Source records
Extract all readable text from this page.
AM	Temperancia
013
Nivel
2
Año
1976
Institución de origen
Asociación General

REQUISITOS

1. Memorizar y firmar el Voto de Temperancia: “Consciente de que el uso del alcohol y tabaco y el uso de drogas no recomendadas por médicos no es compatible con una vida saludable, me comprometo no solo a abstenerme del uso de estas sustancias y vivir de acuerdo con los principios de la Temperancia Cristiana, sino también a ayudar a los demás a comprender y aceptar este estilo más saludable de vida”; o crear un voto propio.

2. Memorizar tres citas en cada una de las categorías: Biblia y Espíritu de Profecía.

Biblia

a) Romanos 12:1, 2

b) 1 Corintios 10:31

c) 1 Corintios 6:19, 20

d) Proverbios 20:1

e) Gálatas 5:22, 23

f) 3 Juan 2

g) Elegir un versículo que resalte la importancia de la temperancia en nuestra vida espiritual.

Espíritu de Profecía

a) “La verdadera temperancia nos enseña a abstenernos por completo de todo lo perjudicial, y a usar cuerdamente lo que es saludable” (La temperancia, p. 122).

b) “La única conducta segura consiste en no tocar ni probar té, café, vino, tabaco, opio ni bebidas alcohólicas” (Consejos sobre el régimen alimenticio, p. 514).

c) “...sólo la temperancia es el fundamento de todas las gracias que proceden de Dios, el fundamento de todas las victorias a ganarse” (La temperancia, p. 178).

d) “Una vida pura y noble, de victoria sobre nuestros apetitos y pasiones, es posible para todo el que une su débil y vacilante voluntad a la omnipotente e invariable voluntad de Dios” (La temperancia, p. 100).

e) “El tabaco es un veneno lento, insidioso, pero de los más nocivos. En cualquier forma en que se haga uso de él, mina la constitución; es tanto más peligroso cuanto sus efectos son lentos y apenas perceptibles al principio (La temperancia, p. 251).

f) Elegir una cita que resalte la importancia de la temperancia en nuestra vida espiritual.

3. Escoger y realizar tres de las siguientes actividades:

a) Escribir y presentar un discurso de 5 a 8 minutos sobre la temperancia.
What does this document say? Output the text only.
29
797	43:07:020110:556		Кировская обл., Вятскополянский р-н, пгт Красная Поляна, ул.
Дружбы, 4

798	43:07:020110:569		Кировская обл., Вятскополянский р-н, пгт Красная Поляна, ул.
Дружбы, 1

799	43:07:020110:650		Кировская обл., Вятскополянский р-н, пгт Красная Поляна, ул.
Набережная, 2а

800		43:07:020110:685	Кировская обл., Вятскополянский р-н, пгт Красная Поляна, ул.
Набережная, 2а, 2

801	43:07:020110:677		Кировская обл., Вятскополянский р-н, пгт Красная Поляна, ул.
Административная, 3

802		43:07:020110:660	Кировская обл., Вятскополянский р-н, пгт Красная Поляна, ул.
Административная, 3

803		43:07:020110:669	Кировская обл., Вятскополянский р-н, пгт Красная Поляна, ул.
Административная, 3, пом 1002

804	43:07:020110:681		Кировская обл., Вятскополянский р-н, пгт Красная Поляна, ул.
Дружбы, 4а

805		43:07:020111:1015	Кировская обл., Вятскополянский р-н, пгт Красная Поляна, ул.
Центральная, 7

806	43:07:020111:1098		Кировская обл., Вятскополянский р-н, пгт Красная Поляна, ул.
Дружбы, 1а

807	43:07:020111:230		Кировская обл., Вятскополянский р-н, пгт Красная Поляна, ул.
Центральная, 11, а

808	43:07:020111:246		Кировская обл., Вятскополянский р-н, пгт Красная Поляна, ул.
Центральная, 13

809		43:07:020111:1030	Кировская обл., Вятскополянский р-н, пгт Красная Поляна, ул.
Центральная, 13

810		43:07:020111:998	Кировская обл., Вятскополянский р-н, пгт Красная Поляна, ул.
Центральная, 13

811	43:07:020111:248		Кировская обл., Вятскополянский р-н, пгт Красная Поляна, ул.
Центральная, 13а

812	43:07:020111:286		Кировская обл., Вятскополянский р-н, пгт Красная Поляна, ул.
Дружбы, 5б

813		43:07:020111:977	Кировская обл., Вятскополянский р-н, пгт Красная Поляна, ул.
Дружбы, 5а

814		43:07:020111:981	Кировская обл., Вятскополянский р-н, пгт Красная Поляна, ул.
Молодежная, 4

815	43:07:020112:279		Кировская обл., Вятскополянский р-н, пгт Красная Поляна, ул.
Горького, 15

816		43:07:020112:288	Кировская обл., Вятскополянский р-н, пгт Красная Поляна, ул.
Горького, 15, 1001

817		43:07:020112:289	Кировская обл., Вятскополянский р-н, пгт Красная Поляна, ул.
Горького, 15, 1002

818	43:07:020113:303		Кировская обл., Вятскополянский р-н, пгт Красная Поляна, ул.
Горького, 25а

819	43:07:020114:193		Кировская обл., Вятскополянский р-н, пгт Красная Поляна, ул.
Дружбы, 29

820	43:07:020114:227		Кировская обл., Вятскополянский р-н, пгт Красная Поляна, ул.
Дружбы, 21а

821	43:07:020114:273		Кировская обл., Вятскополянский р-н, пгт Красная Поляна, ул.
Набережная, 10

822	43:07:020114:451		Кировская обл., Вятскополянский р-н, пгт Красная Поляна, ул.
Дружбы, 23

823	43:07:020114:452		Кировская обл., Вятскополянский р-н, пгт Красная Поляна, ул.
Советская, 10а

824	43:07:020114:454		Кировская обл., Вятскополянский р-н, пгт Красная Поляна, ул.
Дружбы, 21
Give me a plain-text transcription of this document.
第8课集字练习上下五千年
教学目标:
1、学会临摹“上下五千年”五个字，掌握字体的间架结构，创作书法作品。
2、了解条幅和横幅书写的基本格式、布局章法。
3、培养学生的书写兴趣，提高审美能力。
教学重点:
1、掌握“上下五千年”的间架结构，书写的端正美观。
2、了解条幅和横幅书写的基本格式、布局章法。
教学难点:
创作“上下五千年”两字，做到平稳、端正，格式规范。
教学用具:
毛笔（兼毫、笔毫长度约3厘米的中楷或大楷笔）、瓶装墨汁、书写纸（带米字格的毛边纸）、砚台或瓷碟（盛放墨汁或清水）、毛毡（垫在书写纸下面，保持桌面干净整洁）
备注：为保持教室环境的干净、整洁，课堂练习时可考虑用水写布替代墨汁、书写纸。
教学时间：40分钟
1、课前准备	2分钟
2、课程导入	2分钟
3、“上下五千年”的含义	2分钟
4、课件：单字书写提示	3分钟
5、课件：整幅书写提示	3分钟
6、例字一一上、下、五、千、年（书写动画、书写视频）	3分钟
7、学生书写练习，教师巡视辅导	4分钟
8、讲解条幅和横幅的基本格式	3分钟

• Your objective
Repeat each of the entries above precisely as given.

• Exercise answer
Extract all readable text from this page.
AM	Temperancia
013
Nivel
2
Año
1976
Institución de origen
Asociación General

REQUISITOS

1. Memorizar y firmar el Voto de Temperancia: “Consciente de que el uso del alcohol y tabaco y el uso de drogas no recomendadas por médicos no es compatible con una vida saludable, me comprometo no solo a abstenerme del uso de estas sustancias y vivir de acuerdo con los principios de la Temperancia Cristiana, sino también a ayudar a los demás a comprender y aceptar este estilo más saludable de vida”; o crear un voto propio.

2. Memorizar tres citas en cada una de las categorías: Biblia y Espíritu de Profecía.

Biblia

a) Romanos 12:1, 2

b) 1 Corintios 10:31

c) 1 Corintios 6:19, 20

d) Proverbios 20:1

e) Gálatas 5:22, 23

f) 3 Juan 2

g) Elegir un versículo que resalte la importancia de la temperancia en nuestra vida espiritual.

Espíritu de Profecía

a) “La verdadera temperancia nos enseña a abstenernos por completo de todo lo perjudicial, y a usar cuerdamente lo que es saludable” (La temperancia, p. 122).

b) “La única conducta segura consiste en no tocar ni probar té, café, vino, tabaco, opio ni bebidas alcohólicas” (Consejos sobre el régimen alimenticio, p. 514).

c) “...sólo la temperancia es el fundamento de todas las gracias que proceden de Dios, el fundamento de todas las victorias a ganarse” (La temperancia, p. 178).

d) “Una vida pura y noble, de victoria sobre nuestros apetitos y pasiones, es posible para todo el que une su débil y vacilante voluntad a la omnipotente e invariable voluntad de Dios” (La temperancia, p. 100).

e) “El tabaco es un veneno lento, insidioso, pero de los más nocivos. En cualquier forma en que se haga uso de él, mina la constitución; es tanto más peligroso cuanto sus efectos son lentos y apenas perceptibles al principio (La temperancia, p. 251).

f) Elegir una cita que resalte la importancia de la temperancia en nuestra vida espiritual.

3. Escoger y realizar tres de las siguientes actividades:

a) Escribir y presentar un discurso de 5 a 8 minutos sobre la temperancia.
What does this document say? Output the text only.
29
797	43:07:020110:556		Кировская обл., Вятскополянский р-н, пгт Красная Поляна, ул.
Дружбы, 4

798	43:07:020110:569		Кировская обл., Вятскополянский р-н, пгт Красная Поляна, ул.
Дружбы, 1

799	43:07:020110:650		Кировская обл., Вятскополянский р-н, пгт Красная Поляна, ул.
Набережная, 2а

800		43:07:020110:685	Кировская обл., Вятскополянский р-н, пгт Красная Поляна, ул.
Набережная, 2а, 2

801	43:07:020110:677		Кировская обл., Вятскополянский р-н, пгт Красная Поляна, ул.
Административная, 3

802		43:07:020110:660	Кировская обл., Вятскополянский р-н, пгт Красная Поляна, ул.
Административная, 3

803		43:07:020110:669	Кировская обл., Вятскополянский р-н, пгт Красная Поляна, ул.
Административная, 3, пом 1002

804	43:07:020110:681		Кировская обл., Вятскополянский р-н, пгт Красная Поляна, ул.
Дружбы, 4а

805		43:07:020111:1015	Кировская обл., Вятскополянский р-н, пгт Красная Поляна, ул.
Центральная, 7

806	43:07:020111:1098		Кировская обл., Вятскополянский р-н, пгт Красная Поляна, ул.
Дружбы, 1а

807	43:07:020111:230		Кировская обл., Вятскополянский р-н, пгт Красная Поляна, ул.
Центральная, 11, а

808	43:07:020111:246		Кировская обл., Вятскополянский р-н, пгт Красная Поляна, ул.
Центральная, 13

809		43:07:020111:1030	Кировская обл., Вятскополянский р-н, пгт Красная Поляна, ул.
Центральная, 13

810		43:07:020111:998	Кировская обл., Вятскополянский р-н, пгт Красная Поляна, ул.
Центральная, 13

811	43:07:020111:248		Кировская обл., Вятскополянский р-н, пгт Красная Поляна, ул.
Центральная, 13а

812	43:07:020111:286		Кировская обл., Вятскополянский р-н, пгт Красная Поляна, ул.
Дружбы, 5б

813		43:07:020111:977	Кировская обл., Вятскополянский р-н, пгт Красная Поляна, ул.
Дружбы, 5а

814		43:07:020111:981	Кировская обл., Вятскополянский р-н, пгт Красная Поляна, ул.
Молодежная, 4

815	43:07:020112:279		Кировская обл., Вятскополянский р-н, пгт Красная Поляна, ул.
Горького, 15

816		43:07:020112:288	Кировская обл., Вятскополянский р-н, пгт Красная Поляна, ул.
Горького, 15, 1001

817		43:07:020112:289	Кировская обл., Вятскополянский р-н, пгт Красная Поляна, ул.
Горького, 15, 1002

818	43:07:020113:303		Кировская обл., Вятскополянский р-н, пгт Красная Поляна, ул.
Горького, 25а

819	43:07:020114:193		Кировская обл., Вятскополянский р-н, пгт Красная Поляна, ул.
Дружбы, 29

820	43:07:020114:227		Кировская обл., Вятскополянский р-н, пгт Красная Поляна, ул.
Дружбы, 21а

821	43:07:020114:273		Кировская обл., Вятскополянский р-н, пгт Красная Поляна, ул.
Набережная, 10

822	43:07:020114:451		Кировская обл., Вятскополянский р-н, пгт Красная Поляна, ул.
Дружбы, 23

823	43:07:020114:452		Кировская обл., Вятскополянский р-н, пгт Красная Поляна, ул.
Советская, 10а

824	43:07:020114:454		Кировская обл., Вятскополянский р-н, пгт Красная Поляна, ул.
Дружбы, 21
Give me a plain-text transcription of this document.
第8课集字练习上下五千年
教学目标:
1、学会临摹“上下五千年”五个字，掌握字体的间架结构，创作书法作品。
2、了解条幅和横幅书写的基本格式、布局章法。
3、培养学生的书写兴趣，提高审美能力。
教学重点:
1、掌握“上下五千年”的间架结构，书写的端正美观。
2、了解条幅和横幅书写的基本格式、布局章法。
教学难点:
创作“上下五千年”两字，做到平稳、端正，格式规范。
教学用具:
毛笔（兼毫、笔毫长度约3厘米的中楷或大楷笔）、瓶装墨汁、书写纸（带米字格的毛边纸）、砚台或瓷碟（盛放墨汁或清水）、毛毡（垫在书写纸下面，保持桌面干净整洁）
备注：为保持教室环境的干净、整洁，课堂练习时可考虑用水写布替代墨汁、书写纸。
教学时间：40分钟
1、课前准备	2分钟
2、课程导入	2分钟
3、“上下五千年”的含义	2分钟
4、课件：单字书写提示	3分钟
5、课件：整幅书写提示	3分钟
6、例字一一上、下、五、千、年（书写动画、书写视频）	3分钟
7、学生书写练习，教师巡视辅导	4分钟
8、讲解条幅和横幅的基本格式	3分钟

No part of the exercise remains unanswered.